BEGIN

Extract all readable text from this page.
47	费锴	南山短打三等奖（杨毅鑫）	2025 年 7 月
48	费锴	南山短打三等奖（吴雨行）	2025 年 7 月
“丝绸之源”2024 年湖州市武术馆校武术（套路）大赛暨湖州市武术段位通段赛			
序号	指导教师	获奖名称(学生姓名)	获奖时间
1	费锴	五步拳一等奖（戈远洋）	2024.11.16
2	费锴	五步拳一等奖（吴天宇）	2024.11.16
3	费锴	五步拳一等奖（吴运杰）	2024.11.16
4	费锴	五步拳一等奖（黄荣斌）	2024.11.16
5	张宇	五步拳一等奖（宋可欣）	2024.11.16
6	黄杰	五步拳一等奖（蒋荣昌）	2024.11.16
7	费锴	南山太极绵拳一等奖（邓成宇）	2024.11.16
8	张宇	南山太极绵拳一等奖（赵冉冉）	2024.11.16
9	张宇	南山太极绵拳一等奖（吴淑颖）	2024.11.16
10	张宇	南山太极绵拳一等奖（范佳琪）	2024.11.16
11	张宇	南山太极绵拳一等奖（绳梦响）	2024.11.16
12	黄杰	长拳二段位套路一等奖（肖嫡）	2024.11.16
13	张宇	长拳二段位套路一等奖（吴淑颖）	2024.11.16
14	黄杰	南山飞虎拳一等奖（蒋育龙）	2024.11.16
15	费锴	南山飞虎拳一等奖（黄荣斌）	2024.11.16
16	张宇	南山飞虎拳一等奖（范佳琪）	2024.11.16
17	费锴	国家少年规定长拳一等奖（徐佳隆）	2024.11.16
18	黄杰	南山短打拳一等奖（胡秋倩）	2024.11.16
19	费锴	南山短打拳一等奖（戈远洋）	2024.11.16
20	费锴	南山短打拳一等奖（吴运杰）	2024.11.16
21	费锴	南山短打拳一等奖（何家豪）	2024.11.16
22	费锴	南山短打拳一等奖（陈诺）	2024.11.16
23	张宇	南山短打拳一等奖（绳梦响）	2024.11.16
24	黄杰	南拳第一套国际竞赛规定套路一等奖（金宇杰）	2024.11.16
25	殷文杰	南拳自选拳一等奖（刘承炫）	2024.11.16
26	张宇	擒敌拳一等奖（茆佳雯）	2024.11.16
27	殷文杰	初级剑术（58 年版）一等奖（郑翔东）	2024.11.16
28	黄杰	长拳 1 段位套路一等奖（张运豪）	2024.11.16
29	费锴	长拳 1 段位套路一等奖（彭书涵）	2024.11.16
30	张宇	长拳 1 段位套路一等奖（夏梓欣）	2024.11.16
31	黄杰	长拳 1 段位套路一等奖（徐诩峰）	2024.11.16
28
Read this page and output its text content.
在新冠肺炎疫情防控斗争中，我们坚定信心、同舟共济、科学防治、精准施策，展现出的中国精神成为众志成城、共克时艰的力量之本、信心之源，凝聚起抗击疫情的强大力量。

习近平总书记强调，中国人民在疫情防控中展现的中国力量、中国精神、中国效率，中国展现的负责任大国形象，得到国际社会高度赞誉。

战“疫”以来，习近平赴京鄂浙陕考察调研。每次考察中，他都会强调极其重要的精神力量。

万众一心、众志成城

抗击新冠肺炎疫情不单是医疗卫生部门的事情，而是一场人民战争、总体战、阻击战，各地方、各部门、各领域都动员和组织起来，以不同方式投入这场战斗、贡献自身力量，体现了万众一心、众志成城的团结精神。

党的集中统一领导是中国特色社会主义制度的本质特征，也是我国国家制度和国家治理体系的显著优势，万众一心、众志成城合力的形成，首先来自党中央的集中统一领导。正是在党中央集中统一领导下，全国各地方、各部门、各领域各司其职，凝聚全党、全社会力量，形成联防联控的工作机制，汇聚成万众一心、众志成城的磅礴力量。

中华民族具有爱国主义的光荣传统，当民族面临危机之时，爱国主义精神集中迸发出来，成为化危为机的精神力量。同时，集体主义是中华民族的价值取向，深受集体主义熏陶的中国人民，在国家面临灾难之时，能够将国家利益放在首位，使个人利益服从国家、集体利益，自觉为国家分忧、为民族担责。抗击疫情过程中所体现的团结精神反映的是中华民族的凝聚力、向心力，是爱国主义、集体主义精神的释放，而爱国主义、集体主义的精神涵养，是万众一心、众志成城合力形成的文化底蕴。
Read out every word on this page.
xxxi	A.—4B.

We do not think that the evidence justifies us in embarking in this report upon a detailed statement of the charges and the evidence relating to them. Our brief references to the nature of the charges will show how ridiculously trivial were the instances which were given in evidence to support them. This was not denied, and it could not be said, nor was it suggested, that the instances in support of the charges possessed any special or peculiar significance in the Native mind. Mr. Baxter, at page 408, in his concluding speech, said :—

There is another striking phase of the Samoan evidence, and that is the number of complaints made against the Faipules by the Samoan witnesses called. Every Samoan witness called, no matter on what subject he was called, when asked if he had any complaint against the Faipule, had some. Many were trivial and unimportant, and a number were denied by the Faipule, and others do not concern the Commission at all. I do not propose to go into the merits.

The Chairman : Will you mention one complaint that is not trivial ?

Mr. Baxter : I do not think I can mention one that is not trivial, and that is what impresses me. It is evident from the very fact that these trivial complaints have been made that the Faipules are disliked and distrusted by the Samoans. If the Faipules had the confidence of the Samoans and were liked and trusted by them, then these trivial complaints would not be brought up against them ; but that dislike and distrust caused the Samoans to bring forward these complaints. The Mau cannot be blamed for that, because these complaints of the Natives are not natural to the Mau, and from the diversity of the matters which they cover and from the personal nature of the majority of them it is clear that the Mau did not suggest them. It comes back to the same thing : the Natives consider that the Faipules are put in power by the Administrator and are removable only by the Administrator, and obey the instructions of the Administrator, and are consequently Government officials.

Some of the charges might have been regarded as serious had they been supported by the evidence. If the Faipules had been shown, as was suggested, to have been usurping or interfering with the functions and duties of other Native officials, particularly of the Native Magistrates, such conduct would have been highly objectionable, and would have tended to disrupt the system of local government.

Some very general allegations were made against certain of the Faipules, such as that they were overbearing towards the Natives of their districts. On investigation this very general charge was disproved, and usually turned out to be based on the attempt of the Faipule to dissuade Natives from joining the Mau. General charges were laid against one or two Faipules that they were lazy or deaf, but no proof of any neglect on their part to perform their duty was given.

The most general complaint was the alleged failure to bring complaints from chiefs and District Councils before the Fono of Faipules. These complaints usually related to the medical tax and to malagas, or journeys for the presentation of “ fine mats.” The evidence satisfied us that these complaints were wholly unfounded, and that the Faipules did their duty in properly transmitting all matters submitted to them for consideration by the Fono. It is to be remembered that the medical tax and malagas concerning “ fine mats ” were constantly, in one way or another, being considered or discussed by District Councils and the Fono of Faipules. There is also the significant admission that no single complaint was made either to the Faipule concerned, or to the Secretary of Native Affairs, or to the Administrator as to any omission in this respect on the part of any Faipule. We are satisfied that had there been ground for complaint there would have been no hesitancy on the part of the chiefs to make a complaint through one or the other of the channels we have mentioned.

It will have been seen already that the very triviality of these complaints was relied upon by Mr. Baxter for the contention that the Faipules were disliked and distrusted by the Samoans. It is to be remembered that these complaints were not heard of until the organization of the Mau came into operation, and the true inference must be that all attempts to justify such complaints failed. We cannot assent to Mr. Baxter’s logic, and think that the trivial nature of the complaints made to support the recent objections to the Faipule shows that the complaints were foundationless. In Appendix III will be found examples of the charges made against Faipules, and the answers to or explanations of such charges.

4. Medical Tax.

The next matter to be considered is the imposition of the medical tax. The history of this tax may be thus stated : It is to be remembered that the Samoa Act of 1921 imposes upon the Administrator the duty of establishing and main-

END

● To be done
All records above must be set down exactly, please.

● Task output
Extract all readable text from this page.
47	费锴	南山短打三等奖（杨毅鑫）	2025 年 7 月
48	费锴	南山短打三等奖（吴雨行）	2025 年 7 月
“丝绸之源”2024 年湖州市武术馆校武术（套路）大赛暨湖州市武术段位通段赛			
序号	指导教师	获奖名称(学生姓名)	获奖时间
1	费锴	五步拳一等奖（戈远洋）	2024.11.16
2	费锴	五步拳一等奖（吴天宇）	2024.11.16
3	费锴	五步拳一等奖（吴运杰）	2024.11.16
4	费锴	五步拳一等奖（黄荣斌）	2024.11.16
5	张宇	五步拳一等奖（宋可欣）	2024.11.16
6	黄杰	五步拳一等奖（蒋荣昌）	2024.11.16
7	费锴	南山太极绵拳一等奖（邓成宇）	2024.11.16
8	张宇	南山太极绵拳一等奖（赵冉冉）	2024.11.16
9	张宇	南山太极绵拳一等奖（吴淑颖）	2024.11.16
10	张宇	南山太极绵拳一等奖（范佳琪）	2024.11.16
11	张宇	南山太极绵拳一等奖（绳梦响）	2024.11.16
12	黄杰	长拳二段位套路一等奖（肖嫡）	2024.11.16
13	张宇	长拳二段位套路一等奖（吴淑颖）	2024.11.16
14	黄杰	南山飞虎拳一等奖（蒋育龙）	2024.11.16
15	费锴	南山飞虎拳一等奖（黄荣斌）	2024.11.16
16	张宇	南山飞虎拳一等奖（范佳琪）	2024.11.16
17	费锴	国家少年规定长拳一等奖（徐佳隆）	2024.11.16
18	黄杰	南山短打拳一等奖（胡秋倩）	2024.11.16
19	费锴	南山短打拳一等奖（戈远洋）	2024.11.16
20	费锴	南山短打拳一等奖（吴运杰）	2024.11.16
21	费锴	南山短打拳一等奖（何家豪）	2024.11.16
22	费锴	南山短打拳一等奖（陈诺）	2024.11.16
23	张宇	南山短打拳一等奖（绳梦响）	2024.11.16
24	黄杰	南拳第一套国际竞赛规定套路一等奖（金宇杰）	2024.11.16
25	殷文杰	南拳自选拳一等奖（刘承炫）	2024.11.16
26	张宇	擒敌拳一等奖（茆佳雯）	2024.11.16
27	殷文杰	初级剑术（58 年版）一等奖（郑翔东）	2024.11.16
28	黄杰	长拳 1 段位套路一等奖（张运豪）	2024.11.16
29	费锴	长拳 1 段位套路一等奖（彭书涵）	2024.11.16
30	张宇	长拳 1 段位套路一等奖（夏梓欣）	2024.11.16
31	黄杰	长拳 1 段位套路一等奖（徐诩峰）	2024.11.16
28
Read this page and output its text content.
在新冠肺炎疫情防控斗争中，我们坚定信心、同舟共济、科学防治、精准施策，展现出的中国精神成为众志成城、共克时艰的力量之本、信心之源，凝聚起抗击疫情的强大力量。

习近平总书记强调，中国人民在疫情防控中展现的中国力量、中国精神、中国效率，中国展现的负责任大国形象，得到国际社会高度赞誉。

战“疫”以来，习近平赴京鄂浙陕考察调研。每次考察中，他都会强调极其重要的精神力量。

万众一心、众志成城

抗击新冠肺炎疫情不单是医疗卫生部门的事情，而是一场人民战争、总体战、阻击战，各地方、各部门、各领域都动员和组织起来，以不同方式投入这场战斗、贡献自身力量，体现了万众一心、众志成城的团结精神。

党的集中统一领导是中国特色社会主义制度的本质特征，也是我国国家制度和国家治理体系的显著优势，万众一心、众志成城合力的形成，首先来自党中央的集中统一领导。正是在党中央集中统一领导下，全国各地方、各部门、各领域各司其职，凝聚全党、全社会力量，形成联防联控的工作机制，汇聚成万众一心、众志成城的磅礴力量。

中华民族具有爱国主义的光荣传统，当民族面临危机之时，爱国主义精神集中迸发出来，成为化危为机的精神力量。同时，集体主义是中华民族的价值取向，深受集体主义熏陶的中国人民，在国家面临灾难之时，能够将国家利益放在首位，使个人利益服从国家、集体利益，自觉为国家分忧、为民族担责。抗击疫情过程中所体现的团结精神反映的是中华民族的凝聚力、向心力，是爱国主义、集体主义精神的释放，而爱国主义、集体主义的精神涵养，是万众一心、众志成城合力形成的文化底蕴。
Read out every word on this page.
xxxi	A.—4B.

We do not think that the evidence justifies us in embarking in this report upon a detailed statement of the charges and the evidence relating to them. Our brief references to the nature of the charges will show how ridiculously trivial were the instances which were given in evidence to support them. This was not denied, and it could not be said, nor was it suggested, that the instances in support of the charges possessed any special or peculiar significance in the Native mind. Mr. Baxter, at page 408, in his concluding speech, said :—

There is another striking phase of the Samoan evidence, and that is the number of complaints made against the Faipules by the Samoan witnesses called. Every Samoan witness called, no matter on what subject he was called, when asked if he had any complaint against the Faipule, had some. Many were trivial and unimportant, and a number were denied by the Faipule, and others do not concern the Commission at all. I do not propose to go into the merits.

The Chairman : Will you mention one complaint that is not trivial ?

Mr. Baxter : I do not think I can mention one that is not trivial, and that is what impresses me. It is evident from the very fact that these trivial complaints have been made that the Faipules are disliked and distrusted by the Samoans. If the Faipules had the confidence of the Samoans and were liked and trusted by them, then these trivial complaints would not be brought up against them ; but that dislike and distrust caused the Samoans to bring forward these complaints. The Mau cannot be blamed for that, because these complaints of the Natives are not natural to the Mau, and from the diversity of the matters which they cover and from the personal nature of the majority of them it is clear that the Mau did not suggest them. It comes back to the same thing : the Natives consider that the Faipules are put in power by the Administrator and are removable only by the Administrator, and obey the instructions of the Administrator, and are consequently Government officials.

Some of the charges might have been regarded as serious had they been supported by the evidence. If the Faipules had been shown, as was suggested, to have been usurping or interfering with the functions and duties of other Native officials, particularly of the Native Magistrates, such conduct would have been highly objectionable, and would have tended to disrupt the system of local government.

Some very general allegations were made against certain of the Faipules, such as that they were overbearing towards the Natives of their districts. On investigation this very general charge was disproved, and usually turned out to be based on the attempt of the Faipule to dissuade Natives from joining the Mau. General charges were laid against one or two Faipules that they were lazy or deaf, but no proof of any neglect on their part to perform their duty was given.

The most general complaint was the alleged failure to bring complaints from chiefs and District Councils before the Fono of Faipules. These complaints usually related to the medical tax and to malagas, or journeys for the presentation of “ fine mats.” The evidence satisfied us that these complaints were wholly unfounded, and that the Faipules did their duty in properly transmitting all matters submitted to them for consideration by the Fono. It is to be remembered that the medical tax and malagas concerning “ fine mats ” were constantly, in one way or another, being considered or discussed by District Councils and the Fono of Faipules. There is also the significant admission that no single complaint was made either to the Faipule concerned, or to the Secretary of Native Affairs, or to the Administrator as to any omission in this respect on the part of any Faipule. We are satisfied that had there been ground for complaint there would have been no hesitancy on the part of the chiefs to make a complaint through one or the other of the channels we have mentioned.

It will have been seen already that the very triviality of these complaints was relied upon by Mr. Baxter for the contention that the Faipules were disliked and distrusted by the Samoans. It is to be remembered that these complaints were not heard of until the organization of the Mau came into operation, and the true inference must be that all attempts to justify such complaints failed. We cannot assent to Mr. Baxter’s logic, and think that the trivial nature of the complaints made to support the recent objections to the Faipule shows that the complaints were foundationless. In Appendix III will be found examples of the charges made against Faipules, and the answers to or explanations of such charges.

4. Medical Tax.

The next matter to be considered is the imposition of the medical tax. The history of this tax may be thus stated : It is to be remembered that the Samoa Act of 1921 imposes upon the Administrator the duty of establishing and main-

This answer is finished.